Dataset listings of figures
-------------------------

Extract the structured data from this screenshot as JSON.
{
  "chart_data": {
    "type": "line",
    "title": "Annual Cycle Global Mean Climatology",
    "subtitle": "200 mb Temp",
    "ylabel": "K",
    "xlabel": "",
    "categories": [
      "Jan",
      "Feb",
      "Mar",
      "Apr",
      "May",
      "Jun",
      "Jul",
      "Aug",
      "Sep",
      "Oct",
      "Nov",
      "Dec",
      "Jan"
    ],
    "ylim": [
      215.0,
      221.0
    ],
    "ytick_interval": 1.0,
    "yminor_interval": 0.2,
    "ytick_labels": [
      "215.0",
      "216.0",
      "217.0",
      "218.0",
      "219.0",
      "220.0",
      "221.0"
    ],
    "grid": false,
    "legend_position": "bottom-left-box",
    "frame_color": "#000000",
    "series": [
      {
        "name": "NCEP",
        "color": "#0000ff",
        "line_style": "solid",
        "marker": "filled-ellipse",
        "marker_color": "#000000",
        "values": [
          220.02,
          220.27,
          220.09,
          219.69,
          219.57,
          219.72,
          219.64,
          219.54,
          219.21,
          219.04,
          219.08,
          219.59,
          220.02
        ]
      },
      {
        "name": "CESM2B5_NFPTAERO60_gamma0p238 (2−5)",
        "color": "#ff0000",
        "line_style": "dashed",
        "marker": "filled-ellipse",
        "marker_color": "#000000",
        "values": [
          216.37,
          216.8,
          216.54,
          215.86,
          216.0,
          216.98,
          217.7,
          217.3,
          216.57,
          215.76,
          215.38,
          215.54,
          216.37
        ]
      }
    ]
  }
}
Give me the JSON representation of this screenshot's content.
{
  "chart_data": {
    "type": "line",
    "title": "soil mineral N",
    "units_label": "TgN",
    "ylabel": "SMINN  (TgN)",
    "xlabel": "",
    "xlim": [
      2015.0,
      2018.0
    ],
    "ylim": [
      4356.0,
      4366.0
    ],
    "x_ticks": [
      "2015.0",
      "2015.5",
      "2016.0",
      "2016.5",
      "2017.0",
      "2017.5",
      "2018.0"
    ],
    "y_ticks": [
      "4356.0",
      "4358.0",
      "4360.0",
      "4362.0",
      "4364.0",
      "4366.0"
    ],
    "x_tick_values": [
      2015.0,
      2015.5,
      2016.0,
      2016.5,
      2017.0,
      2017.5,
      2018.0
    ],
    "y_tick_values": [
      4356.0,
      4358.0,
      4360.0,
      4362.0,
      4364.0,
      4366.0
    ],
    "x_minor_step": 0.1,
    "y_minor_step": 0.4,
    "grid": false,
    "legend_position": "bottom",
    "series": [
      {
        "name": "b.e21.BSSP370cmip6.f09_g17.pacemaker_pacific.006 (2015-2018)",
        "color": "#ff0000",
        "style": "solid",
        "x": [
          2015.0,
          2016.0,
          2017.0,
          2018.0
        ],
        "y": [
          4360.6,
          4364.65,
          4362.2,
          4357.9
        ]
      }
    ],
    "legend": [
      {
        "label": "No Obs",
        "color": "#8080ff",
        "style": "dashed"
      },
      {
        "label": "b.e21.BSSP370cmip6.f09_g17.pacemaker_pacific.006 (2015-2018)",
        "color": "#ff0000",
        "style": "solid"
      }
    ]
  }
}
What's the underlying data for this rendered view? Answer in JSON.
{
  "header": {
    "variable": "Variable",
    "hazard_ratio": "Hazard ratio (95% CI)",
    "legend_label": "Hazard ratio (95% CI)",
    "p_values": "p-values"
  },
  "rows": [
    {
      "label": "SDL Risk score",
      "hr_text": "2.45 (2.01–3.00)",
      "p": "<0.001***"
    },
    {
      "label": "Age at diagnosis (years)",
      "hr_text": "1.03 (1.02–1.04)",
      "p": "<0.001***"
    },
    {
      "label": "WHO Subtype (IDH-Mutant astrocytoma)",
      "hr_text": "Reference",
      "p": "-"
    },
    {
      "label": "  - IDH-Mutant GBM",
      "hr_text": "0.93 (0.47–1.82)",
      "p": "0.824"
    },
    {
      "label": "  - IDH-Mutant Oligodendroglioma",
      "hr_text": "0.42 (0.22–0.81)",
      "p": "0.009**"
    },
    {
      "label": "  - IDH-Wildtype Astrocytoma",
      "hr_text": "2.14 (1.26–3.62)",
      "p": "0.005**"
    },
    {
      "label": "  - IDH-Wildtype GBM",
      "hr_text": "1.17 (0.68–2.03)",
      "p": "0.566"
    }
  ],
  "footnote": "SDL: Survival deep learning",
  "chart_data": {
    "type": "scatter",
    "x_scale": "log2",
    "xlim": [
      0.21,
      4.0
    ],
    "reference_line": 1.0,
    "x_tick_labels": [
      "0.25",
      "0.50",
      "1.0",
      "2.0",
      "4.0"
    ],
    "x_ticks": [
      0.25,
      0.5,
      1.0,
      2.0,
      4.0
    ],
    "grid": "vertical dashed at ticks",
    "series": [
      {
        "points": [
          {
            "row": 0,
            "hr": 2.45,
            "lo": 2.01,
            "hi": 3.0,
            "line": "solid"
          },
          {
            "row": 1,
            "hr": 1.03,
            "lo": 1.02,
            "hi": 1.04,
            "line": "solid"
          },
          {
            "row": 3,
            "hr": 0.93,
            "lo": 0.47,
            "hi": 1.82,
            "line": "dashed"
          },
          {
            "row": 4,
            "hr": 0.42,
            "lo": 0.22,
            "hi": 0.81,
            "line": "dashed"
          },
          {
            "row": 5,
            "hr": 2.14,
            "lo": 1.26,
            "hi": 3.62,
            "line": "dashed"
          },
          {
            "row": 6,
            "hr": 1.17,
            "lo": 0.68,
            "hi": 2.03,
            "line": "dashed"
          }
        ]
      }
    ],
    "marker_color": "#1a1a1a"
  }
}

-------------------------

▶ What needs to be done
Repeat the material from above exactly, word for word.

▶ Answer to the exercise
Extract the structured data from this screenshot as JSON.
{
  "chart_data": {
    "type": "line",
    "title": "Annual Cycle Global Mean Climatology",
    "subtitle": "200 mb Temp",
    "ylabel": "K",
    "xlabel": "",
    "categories": [
      "Jan",
      "Feb",
      "Mar",
      "Apr",
      "May",
      "Jun",
      "Jul",
      "Aug",
      "Sep",
      "Oct",
      "Nov",
      "Dec",
      "Jan"
    ],
    "ylim": [
      215.0,
      221.0
    ],
    "ytick_interval": 1.0,
    "yminor_interval": 0.2,
    "ytick_labels": [
      "215.0",
      "216.0",
      "217.0",
      "218.0",
      "219.0",
      "220.0",
      "221.0"
    ],
    "grid": false,
    "legend_position": "bottom-left-box",
    "frame_color": "#000000",
    "series": [
      {
        "name": "NCEP",
        "color": "#0000ff",
        "line_style": "solid",
        "marker": "filled-ellipse",
        "marker_color": "#000000",
        "values": [
          220.02,
          220.27,
          220.09,
          219.69,
          219.57,
          219.72,
          219.64,
          219.54,
          219.21,
          219.04,
          219.08,
          219.59,
          220.02
        ]
      },
      {
        "name": "CESM2B5_NFPTAERO60_gamma0p238 (2−5)",
        "color": "#ff0000",
        "line_style": "dashed",
        "marker": "filled-ellipse",
        "marker_color": "#000000",
        "values": [
          216.37,
          216.8,
          216.54,
          215.86,
          216.0,
          216.98,
          217.7,
          217.3,
          216.57,
          215.76,
          215.38,
          215.54,
          216.37
        ]
      }
    ]
  }
}
Give me the JSON representation of this screenshot's content.
{
  "chart_data": {
    "type": "line",
    "title": "soil mineral N",
    "units_label": "TgN",
    "ylabel": "SMINN  (TgN)",
    "xlabel": "",
    "xlim": [
      2015.0,
      2018.0
    ],
    "ylim": [
      4356.0,
      4366.0
    ],
    "x_ticks": [
      "2015.0",
      "2015.5",
      "2016.0",
      "2016.5",
      "2017.0",
      "2017.5",
      "2018.0"
    ],
    "y_ticks": [
      "4356.0",
      "4358.0",
      "4360.0",
      "4362.0",
      "4364.0",
      "4366.0"
    ],
    "x_tick_values": [
      2015.0,
      2015.5,
      2016.0,
      2016.5,
      2017.0,
      2017.5,
      2018.0
    ],
    "y_tick_values": [
      4356.0,
      4358.0,
      4360.0,
      4362.0,
      4364.0,
      4366.0
    ],
    "x_minor_step": 0.1,
    "y_minor_step": 0.4,
    "grid": false,
    "legend_position": "bottom",
    "series": [
      {
        "name": "b.e21.BSSP370cmip6.f09_g17.pacemaker_pacific.006 (2015-2018)",
        "color": "#ff0000",
        "style": "solid",
        "x": [
          2015.0,
          2016.0,
          2017.0,
          2018.0
        ],
        "y": [
          4360.6,
          4364.65,
          4362.2,
          4357.9
        ]
      }
    ],
    "legend": [
      {
        "label": "No Obs",
        "color": "#8080ff",
        "style": "dashed"
      },
      {
        "label": "b.e21.BSSP370cmip6.f09_g17.pacemaker_pacific.006 (2015-2018)",
        "color": "#ff0000",
        "style": "solid"
      }
    ]
  }
}
What's the underlying data for this rendered view? Answer in JSON.
{
  "header": {
    "variable": "Variable",
    "hazard_ratio": "Hazard ratio (95% CI)",
    "legend_label": "Hazard ratio (95% CI)",
    "p_values": "p-values"
  },
  "rows": [
    {
      "label": "SDL Risk score",
      "hr_text": "2.45 (2.01–3.00)",
      "p": "<0.001***"
    },
    {
      "label": "Age at diagnosis (years)",
      "hr_text": "1.03 (1.02–1.04)",
      "p": "<0.001***"
    },
    {
      "label": "WHO Subtype (IDH-Mutant astrocytoma)",
      "hr_text": "Reference",
      "p": "-"
    },
    {
      "label": "  - IDH-Mutant GBM",
      "hr_text": "0.93 (0.47–1.82)",
      "p": "0.824"
    },
    {
      "label": "  - IDH-Mutant Oligodendroglioma",
      "hr_text": "0.42 (0.22–0.81)",
      "p": "0.009**"
    },
    {
      "label": "  - IDH-Wildtype Astrocytoma",
      "hr_text": "2.14 (1.26–3.62)",
      "p": "0.005**"
    },
    {
      "label": "  - IDH-Wildtype GBM",
      "hr_text": "1.17 (0.68–2.03)",
      "p": "0.566"
    }
  ],
  "footnote": "SDL: Survival deep learning",
  "chart_data": {
    "type": "scatter",
    "x_scale": "log2",
    "xlim": [
      0.21,
      4.0
    ],
    "reference_line": 1.0,
    "x_tick_labels": [
      "0.25",
      "0.50",
      "1.0",
      "2.0",
      "4.0"
    ],
    "x_ticks": [
      0.25,
      0.5,
      1.0,
      2.0,
      4.0
    ],
    "grid": "vertical dashed at ticks",
    "series": [
      {
        "points": [
          {
            "row": 0,
            "hr": 2.45,
            "lo": 2.01,
            "hi": 3.0,
            "line": "solid"
          },
          {
            "row": 1,
            "hr": 1.03,
            "lo": 1.02,
            "hi": 1.04,
            "line": "solid"
          },
          {
            "row": 3,
            "hr": 0.93,
            "lo": 0.47,
            "hi": 1.82,
            "line": "dashed"
          },
          {
            "row": 4,
            "hr": 0.42,
            "lo": 0.22,
            "hi": 0.81,
            "line": "dashed"
          },
          {
            "row": 5,
            "hr": 2.14,
            "lo": 1.26,
            "hi": 3.62,
            "line": "dashed"
          },
          {
            "row": 6,
            "hr": 1.17,
            "lo": 0.68,
            "hi": 2.03,
            "line": "dashed"
          }
        ]
      }
    ],
    "marker_color": "#1a1a1a"
  }
}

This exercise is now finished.